REQUIRED TASK — Pull out all lines from the listing below in which the word "Düsseldorf" appears.

## begin LISTED RECORDS

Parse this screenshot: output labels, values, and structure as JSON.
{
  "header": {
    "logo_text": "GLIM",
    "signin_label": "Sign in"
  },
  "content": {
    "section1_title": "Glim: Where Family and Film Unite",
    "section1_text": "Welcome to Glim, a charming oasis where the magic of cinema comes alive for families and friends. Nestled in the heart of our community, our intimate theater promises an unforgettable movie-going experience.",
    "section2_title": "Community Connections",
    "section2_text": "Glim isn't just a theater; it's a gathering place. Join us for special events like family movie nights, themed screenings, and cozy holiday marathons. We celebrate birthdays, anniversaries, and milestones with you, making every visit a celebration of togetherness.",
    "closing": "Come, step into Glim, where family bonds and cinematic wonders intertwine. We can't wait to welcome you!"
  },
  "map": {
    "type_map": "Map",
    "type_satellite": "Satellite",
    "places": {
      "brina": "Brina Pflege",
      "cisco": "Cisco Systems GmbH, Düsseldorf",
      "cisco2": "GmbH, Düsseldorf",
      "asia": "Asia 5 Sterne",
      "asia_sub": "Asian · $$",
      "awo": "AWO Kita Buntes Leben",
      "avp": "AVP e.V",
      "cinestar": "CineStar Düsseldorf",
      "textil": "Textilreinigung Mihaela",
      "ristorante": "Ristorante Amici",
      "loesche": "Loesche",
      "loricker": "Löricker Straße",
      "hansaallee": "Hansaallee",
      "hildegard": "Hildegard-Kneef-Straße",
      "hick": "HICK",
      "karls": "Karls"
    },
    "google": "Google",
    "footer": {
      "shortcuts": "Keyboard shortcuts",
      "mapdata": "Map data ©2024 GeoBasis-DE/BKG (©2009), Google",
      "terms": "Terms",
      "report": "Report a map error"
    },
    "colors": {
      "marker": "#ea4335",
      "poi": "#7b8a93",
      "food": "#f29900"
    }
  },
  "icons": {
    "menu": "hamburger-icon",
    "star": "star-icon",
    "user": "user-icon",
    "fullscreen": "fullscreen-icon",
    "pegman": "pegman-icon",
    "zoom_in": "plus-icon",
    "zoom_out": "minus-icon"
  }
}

## end LISTED RECORDS
## begin LISTED RECORDS

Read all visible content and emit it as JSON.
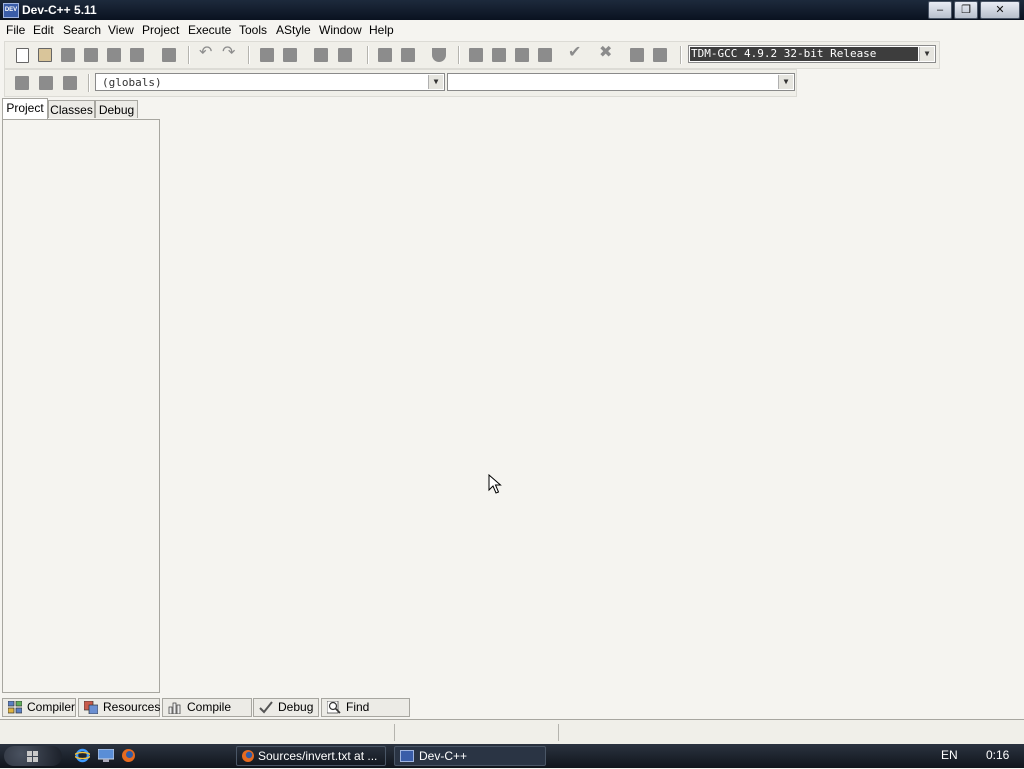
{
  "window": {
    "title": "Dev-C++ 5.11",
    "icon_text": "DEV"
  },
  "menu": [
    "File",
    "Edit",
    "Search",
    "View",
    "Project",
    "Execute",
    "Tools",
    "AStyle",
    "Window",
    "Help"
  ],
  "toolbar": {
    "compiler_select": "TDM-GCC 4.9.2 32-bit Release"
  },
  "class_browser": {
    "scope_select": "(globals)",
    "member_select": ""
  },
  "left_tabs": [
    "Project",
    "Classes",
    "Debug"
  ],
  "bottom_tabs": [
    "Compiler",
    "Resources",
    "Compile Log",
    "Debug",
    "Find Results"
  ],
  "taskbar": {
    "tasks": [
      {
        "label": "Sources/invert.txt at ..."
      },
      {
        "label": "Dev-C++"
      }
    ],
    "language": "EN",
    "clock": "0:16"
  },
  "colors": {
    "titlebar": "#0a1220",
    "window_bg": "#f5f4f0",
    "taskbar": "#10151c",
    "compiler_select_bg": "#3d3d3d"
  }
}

## end LISTED RECORDS
## begin LISTED RECORDS

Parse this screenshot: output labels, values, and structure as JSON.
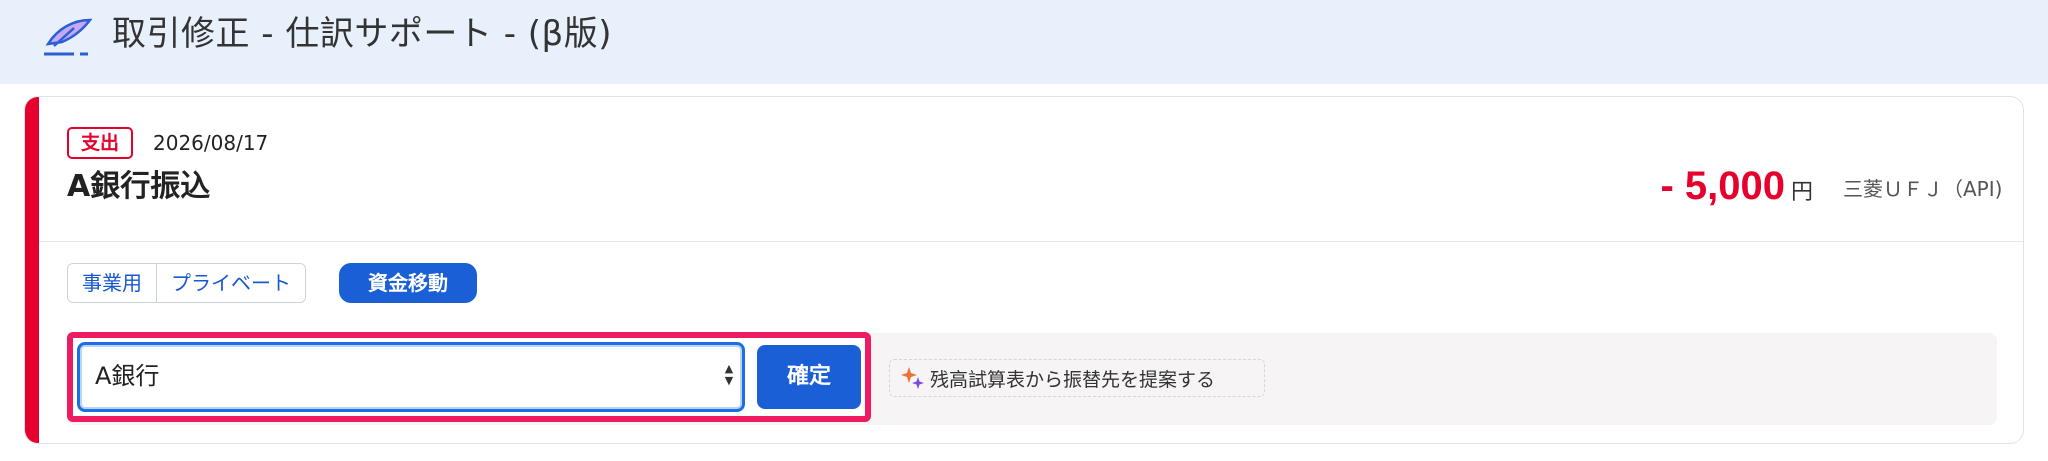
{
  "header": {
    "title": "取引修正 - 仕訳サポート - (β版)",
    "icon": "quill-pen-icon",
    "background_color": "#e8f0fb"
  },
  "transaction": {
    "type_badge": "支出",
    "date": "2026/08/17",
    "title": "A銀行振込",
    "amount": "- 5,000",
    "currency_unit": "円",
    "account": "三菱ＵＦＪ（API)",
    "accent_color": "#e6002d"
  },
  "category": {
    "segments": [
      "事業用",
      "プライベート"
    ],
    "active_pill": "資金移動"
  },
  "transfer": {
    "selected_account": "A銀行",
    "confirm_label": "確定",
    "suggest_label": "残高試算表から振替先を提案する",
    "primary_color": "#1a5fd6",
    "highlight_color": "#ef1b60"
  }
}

## end LISTED RECORDS

THE SOLUTION —
      "cisco": "Cisco Systems GmbH, Düsseldorf",
      "cisco2": "GmbH, Düsseldorf",
      "cinestar": "CineStar Düsseldorf",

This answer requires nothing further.